[Begin RECORDS SHOWN]

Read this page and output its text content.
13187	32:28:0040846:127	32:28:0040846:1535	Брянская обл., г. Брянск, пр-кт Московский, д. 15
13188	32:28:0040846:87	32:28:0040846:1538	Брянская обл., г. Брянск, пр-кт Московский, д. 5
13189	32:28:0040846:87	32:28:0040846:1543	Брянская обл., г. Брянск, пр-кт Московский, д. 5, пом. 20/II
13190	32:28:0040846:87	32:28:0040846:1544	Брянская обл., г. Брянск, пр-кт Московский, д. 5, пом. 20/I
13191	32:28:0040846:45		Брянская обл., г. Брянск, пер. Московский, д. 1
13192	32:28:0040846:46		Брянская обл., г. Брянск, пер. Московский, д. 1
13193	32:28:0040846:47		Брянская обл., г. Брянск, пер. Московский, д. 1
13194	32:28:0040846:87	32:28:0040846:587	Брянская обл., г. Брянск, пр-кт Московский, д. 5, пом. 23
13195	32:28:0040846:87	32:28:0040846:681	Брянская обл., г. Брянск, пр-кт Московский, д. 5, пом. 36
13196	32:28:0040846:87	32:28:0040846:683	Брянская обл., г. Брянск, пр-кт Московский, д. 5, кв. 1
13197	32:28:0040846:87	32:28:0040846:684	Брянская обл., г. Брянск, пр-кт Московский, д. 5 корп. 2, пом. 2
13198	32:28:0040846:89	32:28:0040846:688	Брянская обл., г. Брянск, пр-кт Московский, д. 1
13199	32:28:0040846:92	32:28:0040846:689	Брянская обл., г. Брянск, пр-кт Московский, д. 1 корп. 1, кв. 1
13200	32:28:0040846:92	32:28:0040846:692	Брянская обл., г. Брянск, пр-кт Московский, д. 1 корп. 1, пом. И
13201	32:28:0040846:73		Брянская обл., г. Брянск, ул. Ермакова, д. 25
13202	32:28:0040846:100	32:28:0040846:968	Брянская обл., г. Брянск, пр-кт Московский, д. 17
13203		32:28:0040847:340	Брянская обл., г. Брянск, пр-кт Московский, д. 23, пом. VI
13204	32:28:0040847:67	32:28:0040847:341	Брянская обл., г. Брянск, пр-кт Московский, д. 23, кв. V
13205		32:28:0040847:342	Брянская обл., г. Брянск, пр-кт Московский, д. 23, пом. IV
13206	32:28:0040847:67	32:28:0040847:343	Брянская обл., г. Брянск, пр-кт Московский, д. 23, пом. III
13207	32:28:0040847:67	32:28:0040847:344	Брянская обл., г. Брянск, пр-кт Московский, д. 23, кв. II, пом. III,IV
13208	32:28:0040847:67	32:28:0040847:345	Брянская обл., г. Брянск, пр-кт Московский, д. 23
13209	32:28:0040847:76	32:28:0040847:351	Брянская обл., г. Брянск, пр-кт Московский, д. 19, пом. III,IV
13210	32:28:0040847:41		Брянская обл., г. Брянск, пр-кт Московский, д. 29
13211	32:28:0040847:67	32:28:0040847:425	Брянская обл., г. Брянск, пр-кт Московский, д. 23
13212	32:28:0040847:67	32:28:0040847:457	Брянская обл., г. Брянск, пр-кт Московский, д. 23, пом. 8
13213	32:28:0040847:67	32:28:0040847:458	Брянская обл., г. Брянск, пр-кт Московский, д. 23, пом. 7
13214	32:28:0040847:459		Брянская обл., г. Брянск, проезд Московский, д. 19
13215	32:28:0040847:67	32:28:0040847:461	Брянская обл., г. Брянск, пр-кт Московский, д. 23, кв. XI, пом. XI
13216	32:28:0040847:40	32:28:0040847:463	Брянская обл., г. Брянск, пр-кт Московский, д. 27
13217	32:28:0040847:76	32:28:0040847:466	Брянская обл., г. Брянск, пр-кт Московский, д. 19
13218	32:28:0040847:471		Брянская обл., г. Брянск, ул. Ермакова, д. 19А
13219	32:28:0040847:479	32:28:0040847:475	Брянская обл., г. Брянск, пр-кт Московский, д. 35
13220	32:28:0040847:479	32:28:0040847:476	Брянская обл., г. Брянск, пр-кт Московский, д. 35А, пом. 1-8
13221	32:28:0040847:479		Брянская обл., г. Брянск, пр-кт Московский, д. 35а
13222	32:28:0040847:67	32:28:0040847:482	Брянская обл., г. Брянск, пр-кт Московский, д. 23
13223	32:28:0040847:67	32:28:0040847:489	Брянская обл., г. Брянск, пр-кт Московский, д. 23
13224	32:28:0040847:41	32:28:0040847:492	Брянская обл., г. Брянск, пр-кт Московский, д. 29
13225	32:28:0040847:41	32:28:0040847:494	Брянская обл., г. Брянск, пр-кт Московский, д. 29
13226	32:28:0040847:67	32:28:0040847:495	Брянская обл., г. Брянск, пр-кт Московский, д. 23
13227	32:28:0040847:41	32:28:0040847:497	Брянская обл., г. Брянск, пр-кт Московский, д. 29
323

[End RECORDS SHOWN]

Filter for "корп". Return all lines that hold it.

-- FULL ANSWER --
13197	32:28:0040846:87	32:28:0040846:684	Брянская обл., г. Брянск, пр-кт Московский, д. 5 корп. 2, пом. 2
13199	32:28:0040846:92	32:28:0040846:689	Брянская обл., г. Брянск, пр-кт Московский, д. 1 корп. 1, кв. 1
13200	32:28:0040846:92	32:28:0040846:692	Брянская обл., г. Брянск, пр-кт Московский, д. 1 корп. 1, пом. И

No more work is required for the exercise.